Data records
* Start *

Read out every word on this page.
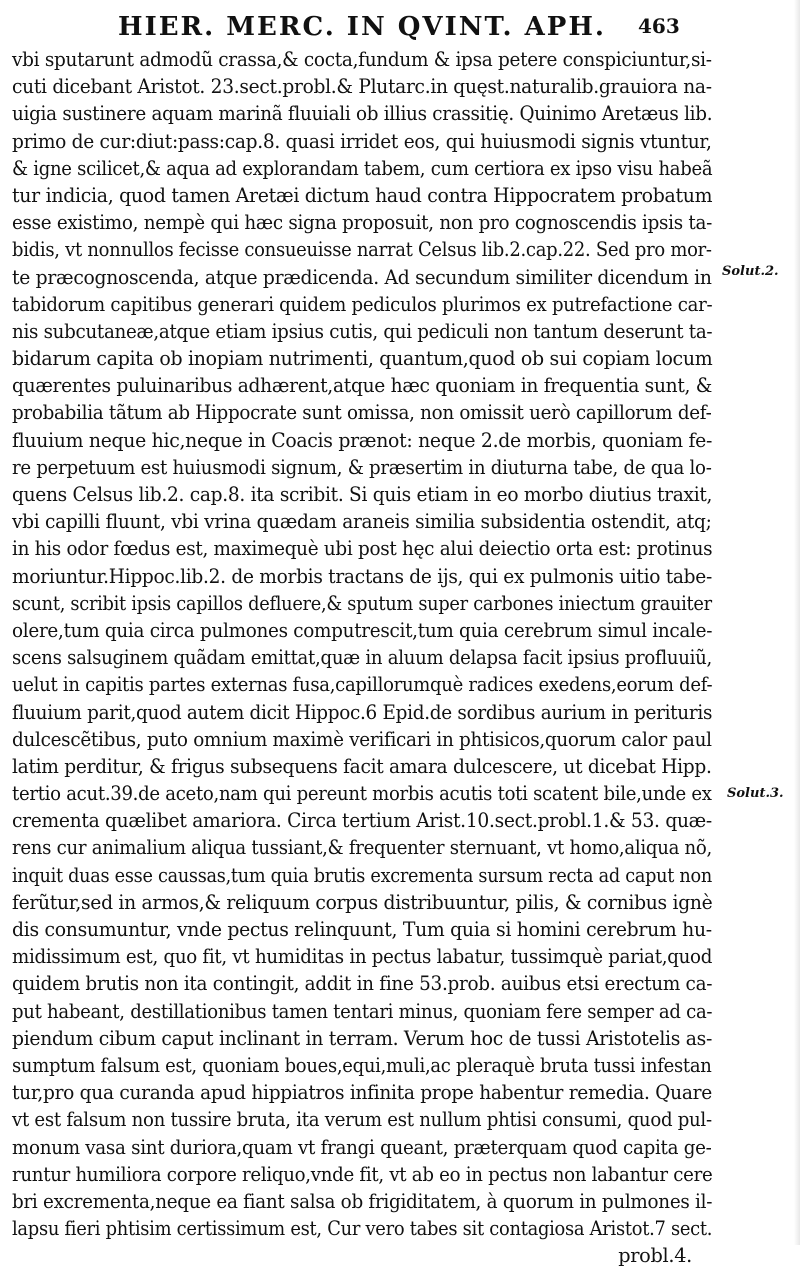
HIER. MERC. IN QVINT. APH. 463
vbi sputarunt admodũ crassa,& cocta,fundum & ipsa petere conspiciuntur,si-
cuti dicebant Aristot. 23.sect.probl.& Plutarc.in quęst.naturalib.grauiora na-
uigia sustinere aquam marinã fluuiali ob illius crassitię. Quinimo Aretæus lib.
primo de cur:diut:pass:cap.8. quasi irridet eos, qui huiusmodi signis vtuntur,
& igne scilicet,& aqua ad explorandam tabem, cum certiora ex ipso visu habeã
tur indicia, quod tamen Aretæi dictum haud contra Hippocratem probatum
esse existimo, nempè qui hæc signa proposuit, non pro cognoscendis ipsis ta-
bidis, vt nonnullos fecisse consueuisse narrat Celsus lib.2.cap.22. Sed pro mor-
te præcognoscenda, atque prædicenda. Ad secundum similiter dicendum in
tabidorum capitibus generari quidem pediculos plurimos ex putrefactione car-
nis subcutaneæ,atque etiam ipsius cutis, qui pediculi non tantum deserunt ta-
bidarum capita ob inopiam nutrimenti, quantum,quod ob sui copiam locum
quærentes puluinaribus adhærent,atque hæc quoniam in frequentia sunt, &
probabilia tãtum ab Hippocrate sunt omissa, non omissit uerò capillorum def-
fluuium neque hic,neque in Coacis prænot: neque 2.de morbis, quoniam fe-
re perpetuum est huiusmodi signum, & præsertim in diuturna tabe, de qua lo-
quens Celsus lib.2. cap.8. ita scribit. Si quis etiam in eo morbo diutius traxit,
vbi capilli fluunt, vbi vrina quædam araneis similia subsidentia ostendit, atq;
in his odor fœdus est, maximequè ubi post hęc alui deiectio orta est: protinus
moriuntur.Hippoc.lib.2. de morbis tractans de ijs, qui ex pulmonis uitio tabe-
scunt, scribit ipsis capillos defluere,& sputum super carbones iniectum grauiter
olere,tum quia circa pulmones computrescit,tum quia cerebrum simul incale-
scens salsuginem quãdam emittat,quæ in aluum delapsa facit ipsius profluuiũ,
uelut in capitis partes externas fusa,capillorumquè radices exedens,eorum def-
fluuium parit,quod autem dicit Hippoc.6 Epid.de sordibus aurium in perituris
dulcescẽtibus, puto omnium maximè verificari in phtisicos,quorum calor paul
latim perditur, & frigus subsequens facit amara dulcescere, ut dicebat Hipp.
tertio acut.39.de aceto,nam qui pereunt morbis acutis toti scatent bile,unde ex
crementa quælibet amariora. Circa tertium Arist.10.sect.probl.1.& 53. quæ-
rens cur animalium aliqua tussiant,& frequenter sternuant, vt homo,aliqua nõ,
inquit duas esse caussas,tum quia brutis excrementa sursum recta ad caput non
ferũtur,sed in armos,& reliquum corpus distribuuntur, pilis, & cornibus ignè
dis consumuntur, vnde pectus relinquunt, Tum quia si homini cerebrum hu-
midissimum est, quo fit, vt humiditas in pectus labatur, tussimquè pariat,quod
quidem brutis non ita contingit, addit in fine 53.prob. auibus etsi erectum ca-
put habeant, destillationibus tamen tentari minus, quoniam fere semper ad ca-
piendum cibum caput inclinant in terram. Verum hoc de tussi Aristotelis as-
sumptum falsum est, quoniam boues,equi,muli,ac pleraquè bruta tussi infestan
tur,pro qua curanda apud hippiatros infinita prope habentur remedia. Quare
vt est falsum non tussire bruta, ita verum est nullum phtisi consumi, quod pul-
monum vasa sint duriora,quam vt frangi queant, præterquam quod capita ge-
runtur humiliora corpore reliquo,vnde fit, vt ab eo in pectus non labantur cere
bri excrementa,neque ea fiant salsa ob frigiditatem, à quorum in pulmones il-
lapsu fieri phtisim certissimum est, Cur vero tabes sit contagiosa Aristot.7 sect.
probl.4.
Solut.2.
Solut.3.
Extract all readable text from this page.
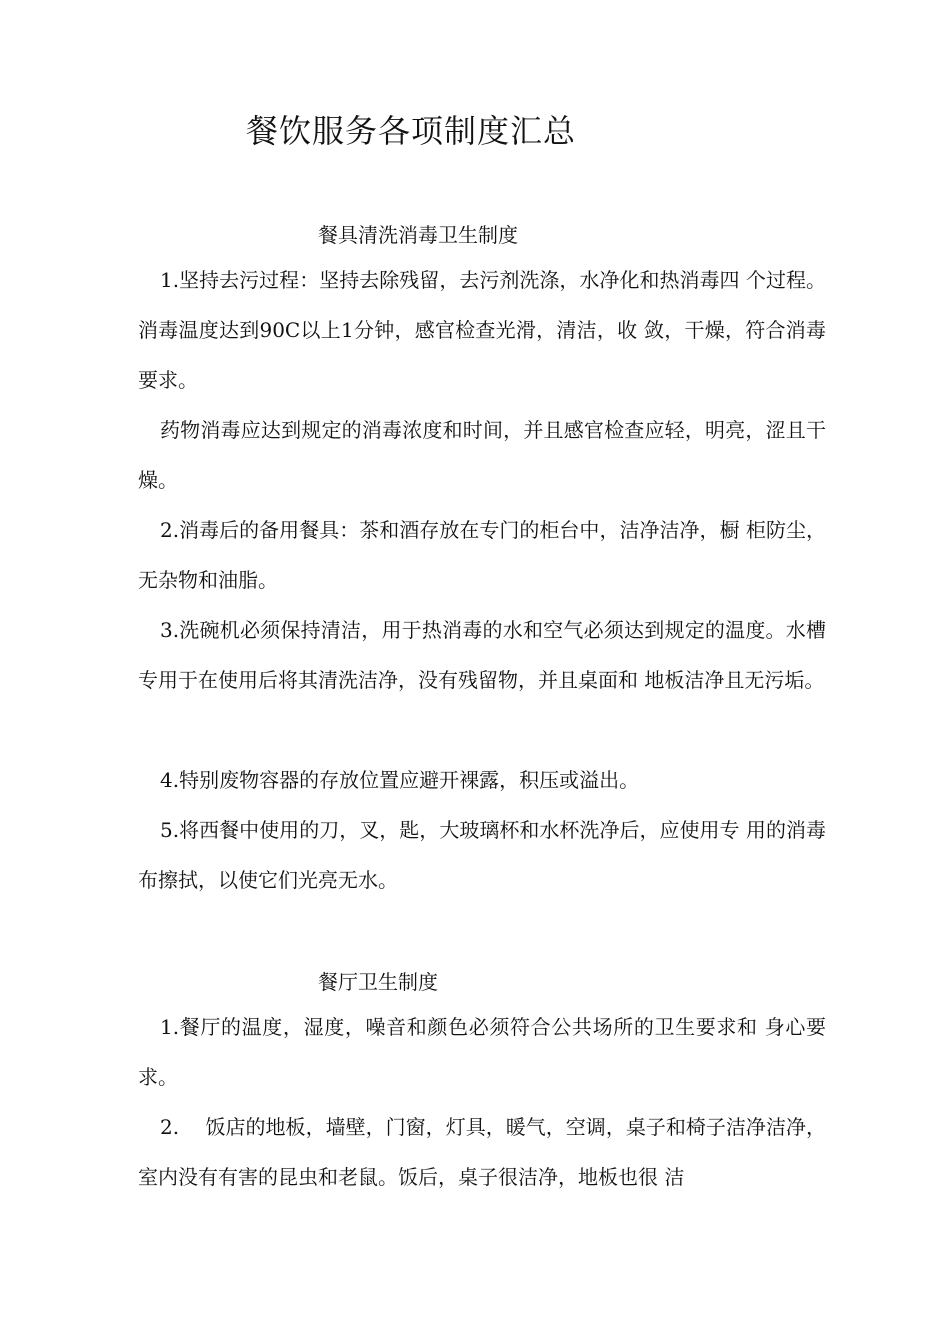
餐饮服务各项制度汇总
餐具清洗消毒卫生制度

1.坚持去污过程：坚持去除残留，去污剂洗涤，水净化和热消毒四 个过程。消毒温度达到90C以上1分钟，感官检查光滑，清洁，收 敛，干燥，符合消毒要求。

药物消毒应达到规定的消毒浓度和时间，并且感官检查应轻，明亮，涩且干燥。

2.消毒后的备用餐具：茶和酒存放在专门的柜台中，洁净洁净，橱 柜防尘，无杂物和油脂。

3.洗碗机必须保持清洁，用于热消毒的水和空气必须达到规定的温度。水槽专用于在使用后将其清洗洁净，没有残留物，并且桌面和 地板洁净且无污垢。

4.特别废物容器的存放位置应避开裸露，积压或溢出。

5.将西餐中使用的刀，叉，匙，大玻璃杯和水杯洗净后，应使用专 用的消毒布擦拭，以使它们光亮无水。

餐厅卫生制度

1.餐厅的温度，湿度，噪音和颜色必须符合公共场所的卫生要求和 身心要求。

2.　 饭店的地板，墙壁，门窗，灯具，暖气，空调，桌子和椅子洁净洁净，室内没有有害的昆虫和老鼠。饭后，桌子很洁净，地板也很 洁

* End *

Work to complete - Do not copy pictures. Restate exactly the lines from the one containing "Extract all readable text from this page." through the last line of the records.

Solved problem -
Extract all readable text from this page.
餐饮服务各项制度汇总
餐具清洗消毒卫生制度

1.坚持去污过程：坚持去除残留，去污剂洗涤，水净化和热消毒四 个过程。消毒温度达到90C以上1分钟，感官检查光滑，清洁，收 敛，干燥，符合消毒要求。

药物消毒应达到规定的消毒浓度和时间，并且感官检查应轻，明亮，涩且干燥。

2.消毒后的备用餐具：茶和酒存放在专门的柜台中，洁净洁净，橱 柜防尘，无杂物和油脂。

3.洗碗机必须保持清洁，用于热消毒的水和空气必须达到规定的温度。水槽专用于在使用后将其清洗洁净，没有残留物，并且桌面和 地板洁净且无污垢。

4.特别废物容器的存放位置应避开裸露，积压或溢出。

5.将西餐中使用的刀，叉，匙，大玻璃杯和水杯洗净后，应使用专 用的消毒布擦拭，以使它们光亮无水。

餐厅卫生制度

1.餐厅的温度，湿度，噪音和颜色必须符合公共场所的卫生要求和 身心要求。

2.　 饭店的地板，墙壁，门窗，灯具，暖气，空调，桌子和椅子洁净洁净，室内没有有害的昆虫和老鼠。饭后，桌子很洁净，地板也很 洁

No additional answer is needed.